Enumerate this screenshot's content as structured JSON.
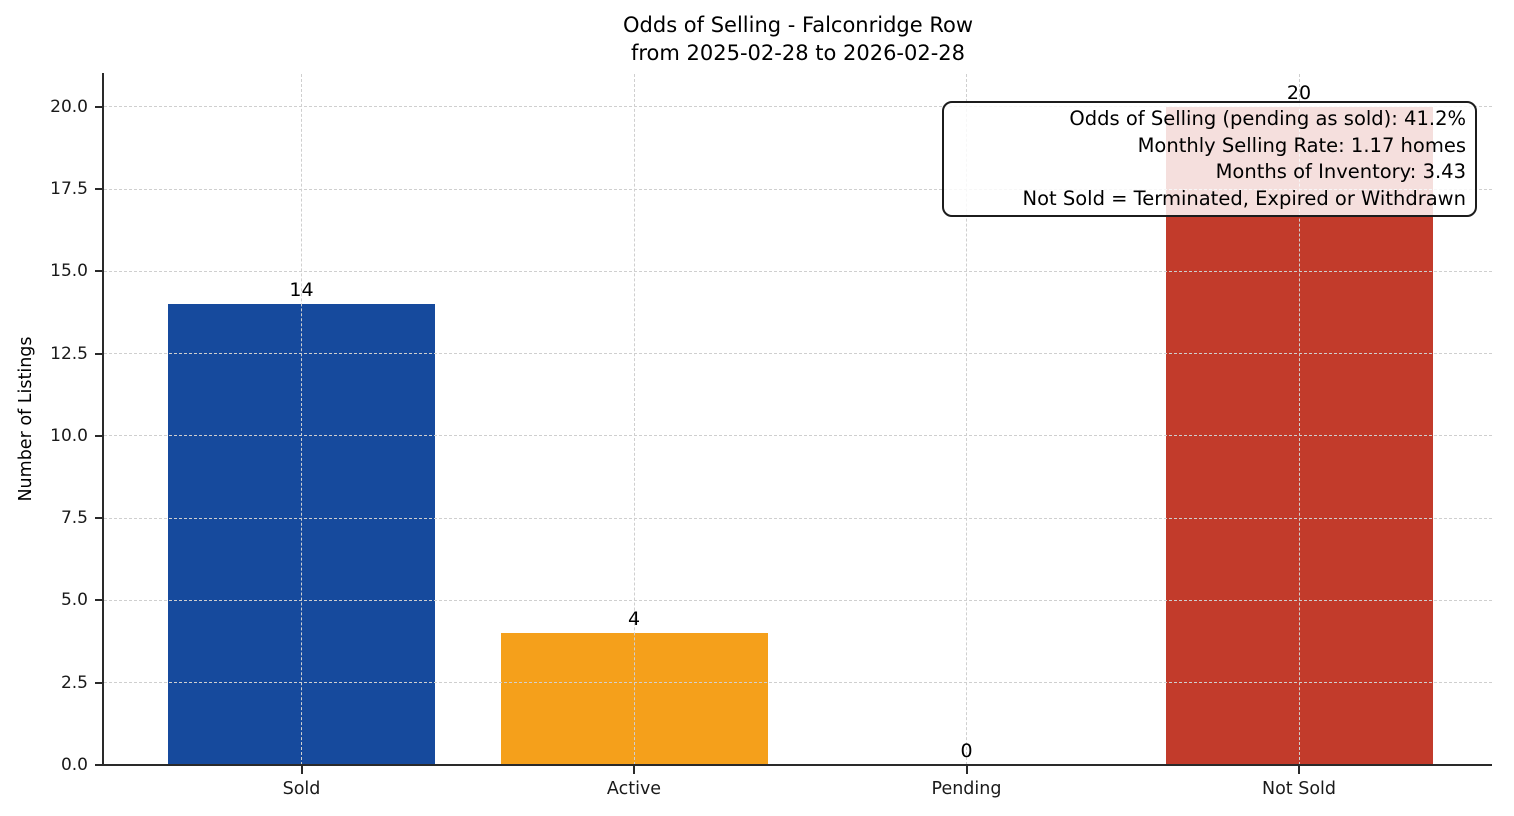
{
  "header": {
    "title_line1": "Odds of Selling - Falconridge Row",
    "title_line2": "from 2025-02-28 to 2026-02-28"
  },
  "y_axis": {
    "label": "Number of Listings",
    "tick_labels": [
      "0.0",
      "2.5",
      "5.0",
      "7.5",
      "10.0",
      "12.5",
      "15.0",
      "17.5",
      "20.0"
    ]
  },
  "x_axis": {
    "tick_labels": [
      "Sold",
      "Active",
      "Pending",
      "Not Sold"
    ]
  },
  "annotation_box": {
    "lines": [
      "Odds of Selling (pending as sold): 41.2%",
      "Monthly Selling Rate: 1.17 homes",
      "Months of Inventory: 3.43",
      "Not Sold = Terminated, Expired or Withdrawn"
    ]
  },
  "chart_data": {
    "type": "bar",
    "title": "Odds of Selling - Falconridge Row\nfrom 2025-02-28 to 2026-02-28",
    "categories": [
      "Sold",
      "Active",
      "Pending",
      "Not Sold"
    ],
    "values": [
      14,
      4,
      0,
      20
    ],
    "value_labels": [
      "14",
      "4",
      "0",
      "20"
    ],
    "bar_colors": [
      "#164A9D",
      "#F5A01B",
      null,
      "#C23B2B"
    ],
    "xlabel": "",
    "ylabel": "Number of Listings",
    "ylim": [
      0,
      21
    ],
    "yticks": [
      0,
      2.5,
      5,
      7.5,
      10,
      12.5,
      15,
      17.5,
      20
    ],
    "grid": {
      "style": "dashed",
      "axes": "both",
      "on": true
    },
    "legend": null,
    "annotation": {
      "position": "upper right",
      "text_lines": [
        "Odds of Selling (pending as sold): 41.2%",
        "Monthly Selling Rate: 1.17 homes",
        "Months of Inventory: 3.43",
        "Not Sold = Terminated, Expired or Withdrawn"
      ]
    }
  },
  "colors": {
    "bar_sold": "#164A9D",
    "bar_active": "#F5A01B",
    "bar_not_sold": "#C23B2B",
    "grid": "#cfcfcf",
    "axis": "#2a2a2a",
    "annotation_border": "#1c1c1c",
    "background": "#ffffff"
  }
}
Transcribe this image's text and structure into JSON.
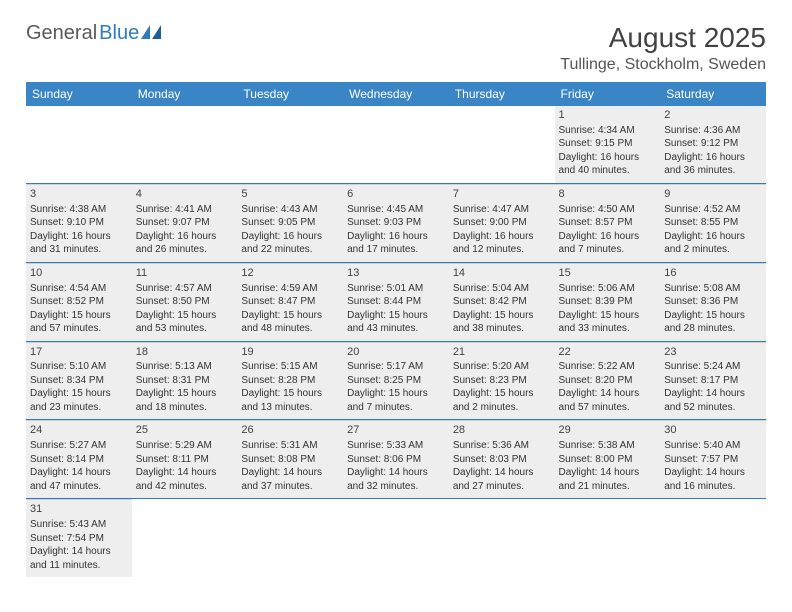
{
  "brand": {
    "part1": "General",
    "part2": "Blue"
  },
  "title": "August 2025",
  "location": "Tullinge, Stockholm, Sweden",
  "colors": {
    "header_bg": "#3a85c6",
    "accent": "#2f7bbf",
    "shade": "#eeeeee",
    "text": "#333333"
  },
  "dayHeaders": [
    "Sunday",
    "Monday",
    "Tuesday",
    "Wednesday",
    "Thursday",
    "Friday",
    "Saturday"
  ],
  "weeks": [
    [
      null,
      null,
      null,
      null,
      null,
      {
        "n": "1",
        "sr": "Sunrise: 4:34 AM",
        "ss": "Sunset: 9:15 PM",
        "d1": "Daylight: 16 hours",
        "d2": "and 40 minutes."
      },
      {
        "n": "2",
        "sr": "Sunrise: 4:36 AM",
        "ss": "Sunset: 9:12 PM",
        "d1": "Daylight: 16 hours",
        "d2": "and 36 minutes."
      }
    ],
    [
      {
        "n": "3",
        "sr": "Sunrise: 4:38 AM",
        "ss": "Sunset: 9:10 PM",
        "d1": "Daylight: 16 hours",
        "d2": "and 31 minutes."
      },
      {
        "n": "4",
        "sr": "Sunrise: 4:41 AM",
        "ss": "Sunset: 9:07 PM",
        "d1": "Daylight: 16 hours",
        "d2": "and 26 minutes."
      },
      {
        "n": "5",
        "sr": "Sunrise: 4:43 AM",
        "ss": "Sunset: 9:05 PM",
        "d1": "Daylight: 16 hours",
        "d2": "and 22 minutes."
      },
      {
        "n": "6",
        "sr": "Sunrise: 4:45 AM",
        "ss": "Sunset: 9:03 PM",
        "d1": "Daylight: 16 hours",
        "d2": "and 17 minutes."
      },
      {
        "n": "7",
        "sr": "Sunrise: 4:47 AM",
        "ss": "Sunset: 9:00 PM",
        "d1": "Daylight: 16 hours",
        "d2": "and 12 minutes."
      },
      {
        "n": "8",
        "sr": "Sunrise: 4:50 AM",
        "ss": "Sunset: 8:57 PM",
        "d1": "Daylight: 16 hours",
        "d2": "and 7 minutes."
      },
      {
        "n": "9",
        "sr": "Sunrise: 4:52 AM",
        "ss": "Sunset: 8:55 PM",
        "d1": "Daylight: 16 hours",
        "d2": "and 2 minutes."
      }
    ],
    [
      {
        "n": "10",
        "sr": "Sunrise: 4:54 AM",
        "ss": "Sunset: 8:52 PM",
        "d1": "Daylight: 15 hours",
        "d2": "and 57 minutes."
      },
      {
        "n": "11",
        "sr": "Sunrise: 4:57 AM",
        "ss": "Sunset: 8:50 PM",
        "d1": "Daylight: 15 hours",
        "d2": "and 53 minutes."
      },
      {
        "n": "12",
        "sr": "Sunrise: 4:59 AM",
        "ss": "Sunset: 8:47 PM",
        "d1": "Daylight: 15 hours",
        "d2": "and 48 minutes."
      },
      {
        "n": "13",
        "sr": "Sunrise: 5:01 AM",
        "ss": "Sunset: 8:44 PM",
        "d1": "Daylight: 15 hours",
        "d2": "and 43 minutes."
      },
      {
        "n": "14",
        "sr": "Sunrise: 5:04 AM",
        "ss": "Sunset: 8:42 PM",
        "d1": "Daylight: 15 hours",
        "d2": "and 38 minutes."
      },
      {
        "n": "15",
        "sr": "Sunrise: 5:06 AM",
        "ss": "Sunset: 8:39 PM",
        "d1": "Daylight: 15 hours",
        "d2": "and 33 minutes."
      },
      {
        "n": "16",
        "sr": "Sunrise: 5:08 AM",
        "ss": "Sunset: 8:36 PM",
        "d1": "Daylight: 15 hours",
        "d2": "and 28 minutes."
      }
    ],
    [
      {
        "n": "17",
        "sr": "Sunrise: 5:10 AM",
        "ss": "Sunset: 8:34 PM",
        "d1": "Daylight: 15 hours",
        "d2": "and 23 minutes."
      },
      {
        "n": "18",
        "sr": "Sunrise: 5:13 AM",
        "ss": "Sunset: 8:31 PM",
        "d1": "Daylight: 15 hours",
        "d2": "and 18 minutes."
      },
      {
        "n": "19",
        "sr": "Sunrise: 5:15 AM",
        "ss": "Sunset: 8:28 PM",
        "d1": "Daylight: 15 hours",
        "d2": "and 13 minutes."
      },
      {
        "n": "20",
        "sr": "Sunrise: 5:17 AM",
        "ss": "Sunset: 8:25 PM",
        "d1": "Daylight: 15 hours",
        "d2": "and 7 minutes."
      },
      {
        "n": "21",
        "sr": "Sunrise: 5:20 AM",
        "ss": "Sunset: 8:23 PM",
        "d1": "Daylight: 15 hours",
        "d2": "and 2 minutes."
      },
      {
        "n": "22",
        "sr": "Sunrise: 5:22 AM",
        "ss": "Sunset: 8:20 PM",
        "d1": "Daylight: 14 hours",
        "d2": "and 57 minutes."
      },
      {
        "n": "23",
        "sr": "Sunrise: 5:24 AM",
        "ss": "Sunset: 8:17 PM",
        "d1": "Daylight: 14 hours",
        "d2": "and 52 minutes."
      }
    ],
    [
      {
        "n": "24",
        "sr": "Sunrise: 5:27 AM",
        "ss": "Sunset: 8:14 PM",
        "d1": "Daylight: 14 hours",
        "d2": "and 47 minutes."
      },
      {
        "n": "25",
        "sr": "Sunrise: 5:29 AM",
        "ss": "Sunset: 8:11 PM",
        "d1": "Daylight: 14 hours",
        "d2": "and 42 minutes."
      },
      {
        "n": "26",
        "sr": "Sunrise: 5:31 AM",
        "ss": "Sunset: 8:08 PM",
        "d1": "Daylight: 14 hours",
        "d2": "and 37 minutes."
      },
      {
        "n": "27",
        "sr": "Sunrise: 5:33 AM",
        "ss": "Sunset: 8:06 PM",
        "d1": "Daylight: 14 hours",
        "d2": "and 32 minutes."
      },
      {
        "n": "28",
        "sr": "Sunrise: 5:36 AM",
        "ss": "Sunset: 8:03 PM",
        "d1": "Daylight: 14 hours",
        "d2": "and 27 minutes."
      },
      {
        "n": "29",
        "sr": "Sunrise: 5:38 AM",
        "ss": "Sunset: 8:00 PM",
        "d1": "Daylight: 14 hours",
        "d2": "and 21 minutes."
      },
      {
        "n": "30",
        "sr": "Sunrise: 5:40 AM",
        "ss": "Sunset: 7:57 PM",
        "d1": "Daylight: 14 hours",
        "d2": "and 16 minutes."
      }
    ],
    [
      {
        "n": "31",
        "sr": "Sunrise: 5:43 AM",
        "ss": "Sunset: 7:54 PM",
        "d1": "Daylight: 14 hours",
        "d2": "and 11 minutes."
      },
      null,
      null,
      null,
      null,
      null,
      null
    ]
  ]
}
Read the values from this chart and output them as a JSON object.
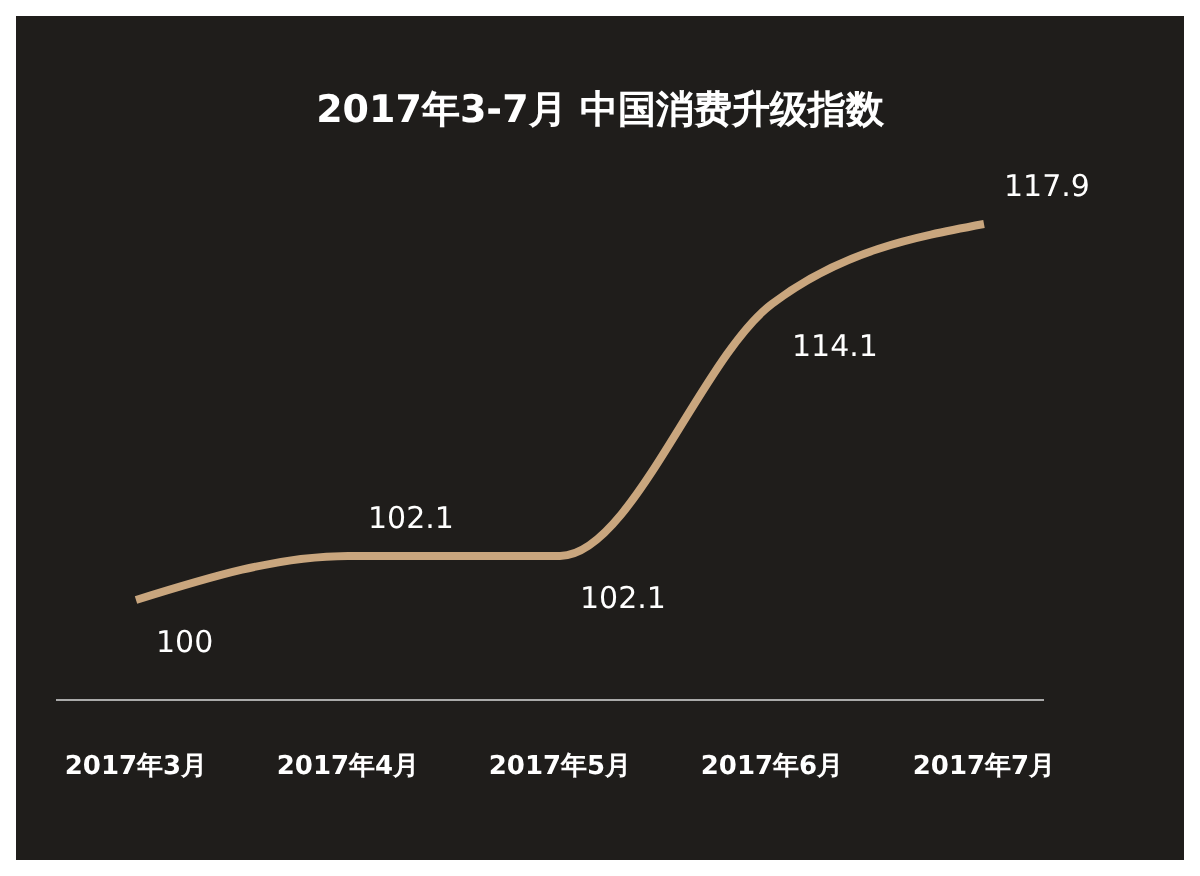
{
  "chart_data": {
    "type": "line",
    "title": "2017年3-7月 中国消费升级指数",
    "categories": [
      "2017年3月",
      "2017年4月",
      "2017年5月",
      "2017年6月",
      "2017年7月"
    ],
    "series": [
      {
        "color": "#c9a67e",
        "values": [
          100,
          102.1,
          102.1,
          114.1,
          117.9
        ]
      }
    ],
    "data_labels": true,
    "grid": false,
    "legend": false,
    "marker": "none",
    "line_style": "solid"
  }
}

_TASK STATEMENT:_
Copy every line of the listing containing the string "Number".

_EXERCISE OUTPUT:_
    "label": "Number of Listings",
    "ylabel": "Number of Listings",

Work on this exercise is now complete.